Exercise description:
Count only the lines of the records that hold "Create", then give the number without any other words.

[Data records]
──────────────────────────────

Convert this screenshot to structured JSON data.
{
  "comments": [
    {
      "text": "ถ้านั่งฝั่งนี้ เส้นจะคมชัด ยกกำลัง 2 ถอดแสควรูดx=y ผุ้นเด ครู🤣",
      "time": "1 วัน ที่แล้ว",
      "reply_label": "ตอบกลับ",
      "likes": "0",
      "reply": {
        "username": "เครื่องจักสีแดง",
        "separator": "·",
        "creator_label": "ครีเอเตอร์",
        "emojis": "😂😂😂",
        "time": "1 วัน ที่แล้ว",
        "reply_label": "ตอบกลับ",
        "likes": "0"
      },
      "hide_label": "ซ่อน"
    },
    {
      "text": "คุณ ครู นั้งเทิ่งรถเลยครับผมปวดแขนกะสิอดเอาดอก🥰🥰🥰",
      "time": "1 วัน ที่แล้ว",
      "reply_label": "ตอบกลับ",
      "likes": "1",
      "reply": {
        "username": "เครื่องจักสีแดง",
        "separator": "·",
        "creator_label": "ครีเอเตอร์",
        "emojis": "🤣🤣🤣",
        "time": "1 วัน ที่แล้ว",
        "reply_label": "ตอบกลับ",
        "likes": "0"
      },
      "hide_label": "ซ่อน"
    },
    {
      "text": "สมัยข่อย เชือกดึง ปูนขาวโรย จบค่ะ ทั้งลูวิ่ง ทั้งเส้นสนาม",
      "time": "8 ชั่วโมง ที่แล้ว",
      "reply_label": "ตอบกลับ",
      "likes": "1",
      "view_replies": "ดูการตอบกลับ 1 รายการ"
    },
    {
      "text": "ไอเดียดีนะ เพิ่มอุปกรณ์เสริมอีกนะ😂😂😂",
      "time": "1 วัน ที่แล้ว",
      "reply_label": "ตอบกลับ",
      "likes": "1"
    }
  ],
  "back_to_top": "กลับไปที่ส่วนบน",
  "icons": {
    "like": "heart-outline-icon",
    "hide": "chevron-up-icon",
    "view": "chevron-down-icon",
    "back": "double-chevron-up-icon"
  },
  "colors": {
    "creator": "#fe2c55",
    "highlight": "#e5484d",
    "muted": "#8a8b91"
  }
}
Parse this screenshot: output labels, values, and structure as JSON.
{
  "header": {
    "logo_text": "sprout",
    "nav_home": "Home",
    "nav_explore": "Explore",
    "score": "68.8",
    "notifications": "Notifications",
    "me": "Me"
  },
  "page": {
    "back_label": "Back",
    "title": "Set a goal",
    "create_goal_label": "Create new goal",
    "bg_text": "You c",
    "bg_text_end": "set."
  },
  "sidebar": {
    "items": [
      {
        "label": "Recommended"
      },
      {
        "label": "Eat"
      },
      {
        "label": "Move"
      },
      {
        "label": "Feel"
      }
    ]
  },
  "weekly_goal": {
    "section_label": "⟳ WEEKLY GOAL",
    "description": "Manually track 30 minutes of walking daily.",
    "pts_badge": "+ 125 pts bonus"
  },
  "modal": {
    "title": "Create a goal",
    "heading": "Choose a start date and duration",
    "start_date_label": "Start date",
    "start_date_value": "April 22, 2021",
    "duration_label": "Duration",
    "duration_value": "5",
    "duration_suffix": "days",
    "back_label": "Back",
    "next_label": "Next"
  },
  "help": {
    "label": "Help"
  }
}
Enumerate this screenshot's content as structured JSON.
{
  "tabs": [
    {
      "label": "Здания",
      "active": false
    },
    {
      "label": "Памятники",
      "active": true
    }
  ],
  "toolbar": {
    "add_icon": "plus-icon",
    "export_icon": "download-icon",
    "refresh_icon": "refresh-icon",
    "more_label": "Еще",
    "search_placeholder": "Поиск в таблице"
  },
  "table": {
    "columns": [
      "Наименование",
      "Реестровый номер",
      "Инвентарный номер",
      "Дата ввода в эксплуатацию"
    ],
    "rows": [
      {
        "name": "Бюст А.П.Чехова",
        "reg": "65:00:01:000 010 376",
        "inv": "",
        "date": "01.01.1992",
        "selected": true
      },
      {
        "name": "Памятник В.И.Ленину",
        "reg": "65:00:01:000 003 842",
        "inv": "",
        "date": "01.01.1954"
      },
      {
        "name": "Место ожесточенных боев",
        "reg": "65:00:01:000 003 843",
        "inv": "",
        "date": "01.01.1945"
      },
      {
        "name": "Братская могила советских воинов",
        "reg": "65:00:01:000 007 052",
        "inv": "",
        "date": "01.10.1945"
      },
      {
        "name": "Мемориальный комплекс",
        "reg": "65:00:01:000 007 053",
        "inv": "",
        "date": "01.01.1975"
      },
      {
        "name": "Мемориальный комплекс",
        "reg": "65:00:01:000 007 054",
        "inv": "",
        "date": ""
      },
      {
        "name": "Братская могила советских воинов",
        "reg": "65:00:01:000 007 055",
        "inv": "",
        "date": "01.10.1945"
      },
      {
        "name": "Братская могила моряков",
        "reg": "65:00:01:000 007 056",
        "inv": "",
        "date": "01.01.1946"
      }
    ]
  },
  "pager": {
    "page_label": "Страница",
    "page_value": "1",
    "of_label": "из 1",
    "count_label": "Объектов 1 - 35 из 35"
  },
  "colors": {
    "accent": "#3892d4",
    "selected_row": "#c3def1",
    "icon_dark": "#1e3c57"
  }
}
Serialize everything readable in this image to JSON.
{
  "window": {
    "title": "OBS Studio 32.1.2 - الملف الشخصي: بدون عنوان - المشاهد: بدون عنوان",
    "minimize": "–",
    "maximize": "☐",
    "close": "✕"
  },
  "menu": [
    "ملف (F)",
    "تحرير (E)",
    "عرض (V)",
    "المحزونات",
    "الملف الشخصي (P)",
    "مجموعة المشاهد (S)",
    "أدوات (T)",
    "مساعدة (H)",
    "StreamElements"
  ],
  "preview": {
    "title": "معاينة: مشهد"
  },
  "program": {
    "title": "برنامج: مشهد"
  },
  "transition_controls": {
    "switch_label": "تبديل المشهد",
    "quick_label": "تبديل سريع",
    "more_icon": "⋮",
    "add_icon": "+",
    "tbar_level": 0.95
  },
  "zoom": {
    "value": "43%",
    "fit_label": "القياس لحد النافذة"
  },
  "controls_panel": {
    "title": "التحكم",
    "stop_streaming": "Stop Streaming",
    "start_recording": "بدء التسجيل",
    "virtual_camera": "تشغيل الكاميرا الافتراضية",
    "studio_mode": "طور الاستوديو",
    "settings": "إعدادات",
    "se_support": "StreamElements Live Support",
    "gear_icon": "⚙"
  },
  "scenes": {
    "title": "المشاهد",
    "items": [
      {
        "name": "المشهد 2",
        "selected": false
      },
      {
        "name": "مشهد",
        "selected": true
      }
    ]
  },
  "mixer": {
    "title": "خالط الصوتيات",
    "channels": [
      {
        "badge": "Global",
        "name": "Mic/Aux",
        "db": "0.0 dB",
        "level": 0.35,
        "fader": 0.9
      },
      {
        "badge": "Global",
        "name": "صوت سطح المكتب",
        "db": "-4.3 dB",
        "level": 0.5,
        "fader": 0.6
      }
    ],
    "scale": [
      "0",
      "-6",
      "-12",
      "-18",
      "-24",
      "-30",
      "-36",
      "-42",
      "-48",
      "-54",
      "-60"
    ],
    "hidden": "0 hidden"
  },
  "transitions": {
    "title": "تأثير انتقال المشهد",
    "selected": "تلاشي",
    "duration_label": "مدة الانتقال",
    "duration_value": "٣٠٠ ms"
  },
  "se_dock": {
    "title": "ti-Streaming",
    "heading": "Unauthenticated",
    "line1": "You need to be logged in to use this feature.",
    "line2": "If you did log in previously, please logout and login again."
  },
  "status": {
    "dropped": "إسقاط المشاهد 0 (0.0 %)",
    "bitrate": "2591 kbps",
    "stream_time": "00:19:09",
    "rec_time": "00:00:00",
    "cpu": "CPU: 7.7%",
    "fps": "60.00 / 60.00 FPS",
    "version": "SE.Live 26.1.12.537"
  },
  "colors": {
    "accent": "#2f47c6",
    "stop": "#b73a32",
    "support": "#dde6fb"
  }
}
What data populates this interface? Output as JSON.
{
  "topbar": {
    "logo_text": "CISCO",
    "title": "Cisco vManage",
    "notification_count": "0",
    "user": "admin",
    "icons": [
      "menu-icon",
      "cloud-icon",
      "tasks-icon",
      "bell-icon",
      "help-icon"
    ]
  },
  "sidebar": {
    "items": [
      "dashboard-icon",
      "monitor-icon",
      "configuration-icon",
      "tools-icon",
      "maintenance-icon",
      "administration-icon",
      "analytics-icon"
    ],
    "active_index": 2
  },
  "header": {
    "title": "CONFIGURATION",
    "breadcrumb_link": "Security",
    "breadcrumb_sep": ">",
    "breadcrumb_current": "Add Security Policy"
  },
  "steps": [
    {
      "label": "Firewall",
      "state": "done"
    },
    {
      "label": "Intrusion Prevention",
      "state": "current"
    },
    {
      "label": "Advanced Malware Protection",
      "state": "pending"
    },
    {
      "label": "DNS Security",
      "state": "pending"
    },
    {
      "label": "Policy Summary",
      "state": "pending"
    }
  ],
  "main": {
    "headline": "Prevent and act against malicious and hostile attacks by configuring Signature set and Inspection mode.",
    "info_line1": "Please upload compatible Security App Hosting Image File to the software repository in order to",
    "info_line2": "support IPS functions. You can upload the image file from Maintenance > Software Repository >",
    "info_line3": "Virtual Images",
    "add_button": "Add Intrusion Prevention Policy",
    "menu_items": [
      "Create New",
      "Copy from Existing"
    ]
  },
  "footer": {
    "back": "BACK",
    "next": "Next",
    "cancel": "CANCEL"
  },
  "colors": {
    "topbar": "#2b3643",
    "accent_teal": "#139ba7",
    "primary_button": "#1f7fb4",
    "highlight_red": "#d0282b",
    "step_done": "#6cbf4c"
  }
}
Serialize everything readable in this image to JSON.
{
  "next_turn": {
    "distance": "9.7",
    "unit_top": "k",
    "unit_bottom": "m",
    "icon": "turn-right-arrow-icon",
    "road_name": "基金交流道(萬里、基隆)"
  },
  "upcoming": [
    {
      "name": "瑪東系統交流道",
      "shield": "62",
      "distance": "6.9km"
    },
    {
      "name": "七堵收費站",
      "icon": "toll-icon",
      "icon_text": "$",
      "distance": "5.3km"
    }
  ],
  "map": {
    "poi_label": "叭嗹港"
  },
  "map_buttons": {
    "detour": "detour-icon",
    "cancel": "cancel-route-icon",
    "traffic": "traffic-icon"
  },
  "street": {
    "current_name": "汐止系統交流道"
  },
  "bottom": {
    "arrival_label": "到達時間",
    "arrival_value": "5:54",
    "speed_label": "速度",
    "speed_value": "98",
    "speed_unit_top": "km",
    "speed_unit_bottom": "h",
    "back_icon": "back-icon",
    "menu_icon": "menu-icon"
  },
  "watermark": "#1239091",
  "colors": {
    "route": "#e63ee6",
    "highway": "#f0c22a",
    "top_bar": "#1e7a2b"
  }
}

──────────────────────────────

Final result:
3